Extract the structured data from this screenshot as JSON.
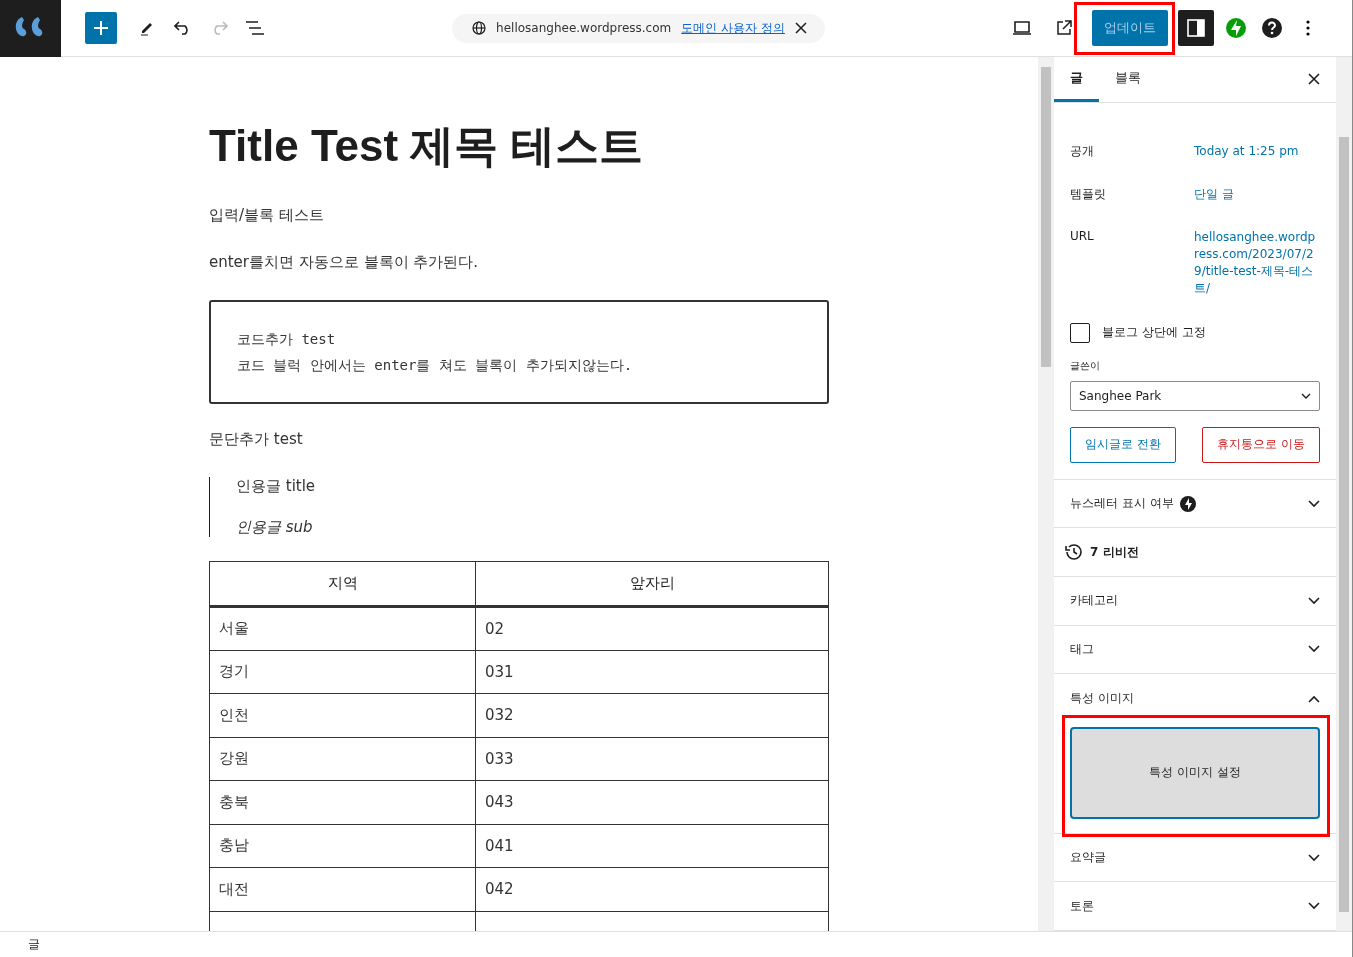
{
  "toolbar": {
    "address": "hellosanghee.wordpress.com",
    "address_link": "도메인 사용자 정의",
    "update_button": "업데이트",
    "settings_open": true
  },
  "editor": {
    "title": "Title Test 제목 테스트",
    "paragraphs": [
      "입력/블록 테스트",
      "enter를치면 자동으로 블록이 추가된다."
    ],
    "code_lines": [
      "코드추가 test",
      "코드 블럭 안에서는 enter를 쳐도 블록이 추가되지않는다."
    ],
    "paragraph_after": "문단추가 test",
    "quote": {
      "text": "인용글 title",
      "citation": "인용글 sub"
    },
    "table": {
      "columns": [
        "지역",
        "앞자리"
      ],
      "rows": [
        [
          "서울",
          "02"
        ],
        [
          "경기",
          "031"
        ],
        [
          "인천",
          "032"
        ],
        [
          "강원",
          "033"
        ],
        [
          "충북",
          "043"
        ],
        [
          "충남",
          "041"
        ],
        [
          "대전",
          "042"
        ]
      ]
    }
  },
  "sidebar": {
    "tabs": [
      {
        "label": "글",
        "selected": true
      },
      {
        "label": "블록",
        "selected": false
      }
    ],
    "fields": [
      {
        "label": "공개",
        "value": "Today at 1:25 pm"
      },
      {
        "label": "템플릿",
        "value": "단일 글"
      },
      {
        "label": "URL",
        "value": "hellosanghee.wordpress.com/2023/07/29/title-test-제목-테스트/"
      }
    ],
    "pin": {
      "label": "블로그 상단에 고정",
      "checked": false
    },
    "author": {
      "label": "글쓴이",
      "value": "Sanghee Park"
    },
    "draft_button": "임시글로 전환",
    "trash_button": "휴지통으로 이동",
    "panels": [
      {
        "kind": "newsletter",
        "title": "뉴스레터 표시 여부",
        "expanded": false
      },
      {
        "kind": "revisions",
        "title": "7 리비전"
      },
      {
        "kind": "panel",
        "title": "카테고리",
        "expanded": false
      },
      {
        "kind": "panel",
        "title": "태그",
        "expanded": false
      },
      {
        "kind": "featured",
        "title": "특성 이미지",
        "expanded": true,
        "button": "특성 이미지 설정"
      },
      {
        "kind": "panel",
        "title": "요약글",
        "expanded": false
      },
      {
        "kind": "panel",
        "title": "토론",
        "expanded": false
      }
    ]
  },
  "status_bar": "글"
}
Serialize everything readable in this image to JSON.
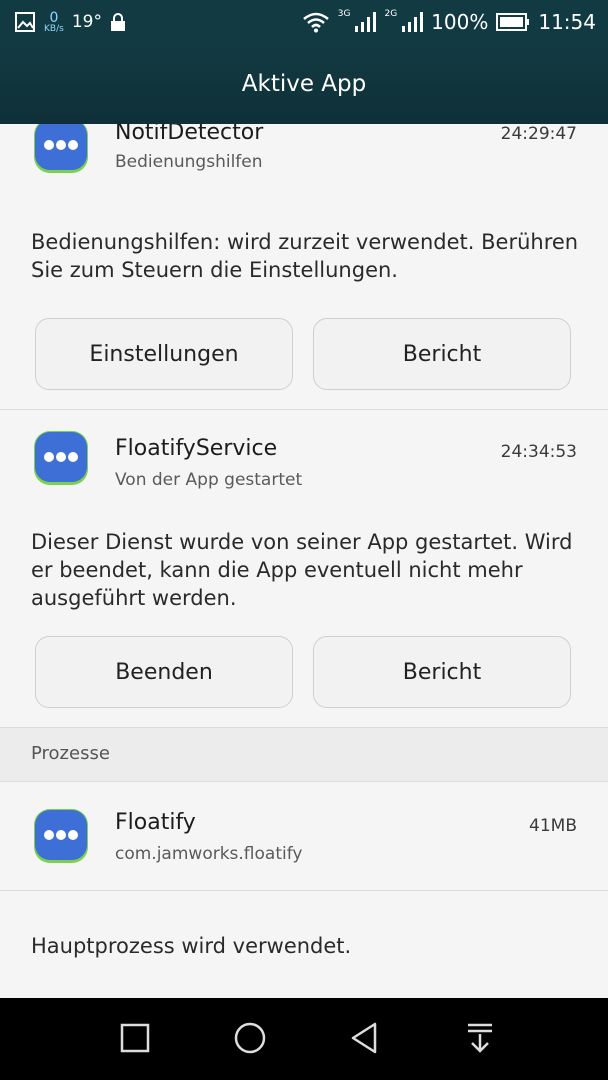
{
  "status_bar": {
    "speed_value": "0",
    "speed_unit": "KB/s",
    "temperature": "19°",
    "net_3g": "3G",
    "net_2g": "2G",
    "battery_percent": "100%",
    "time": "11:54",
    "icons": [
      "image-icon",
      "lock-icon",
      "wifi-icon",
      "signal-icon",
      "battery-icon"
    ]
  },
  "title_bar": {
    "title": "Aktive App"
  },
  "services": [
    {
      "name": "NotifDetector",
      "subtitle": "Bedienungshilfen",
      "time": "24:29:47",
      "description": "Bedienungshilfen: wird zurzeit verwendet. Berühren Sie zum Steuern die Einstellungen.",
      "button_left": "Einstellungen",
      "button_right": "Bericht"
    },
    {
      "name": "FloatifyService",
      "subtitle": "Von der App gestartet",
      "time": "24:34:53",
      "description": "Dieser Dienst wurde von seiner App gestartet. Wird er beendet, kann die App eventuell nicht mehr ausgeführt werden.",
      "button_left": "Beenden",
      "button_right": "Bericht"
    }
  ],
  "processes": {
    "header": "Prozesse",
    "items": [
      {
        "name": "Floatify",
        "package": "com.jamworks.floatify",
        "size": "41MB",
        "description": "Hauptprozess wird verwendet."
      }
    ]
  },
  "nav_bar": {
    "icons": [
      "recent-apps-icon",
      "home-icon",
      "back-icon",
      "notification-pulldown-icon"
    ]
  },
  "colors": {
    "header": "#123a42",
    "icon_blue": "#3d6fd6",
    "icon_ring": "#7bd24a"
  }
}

TASK
Select from the material above each line in which the string "Bedienungshilfen" appears, and list those lines.

REPLY TO THE TASK
      "subtitle": "Bedienungshilfen",
      "description": "Bedienungshilfen: wird zurzeit verwendet. Berühren Sie zum Steuern die Einstellungen.",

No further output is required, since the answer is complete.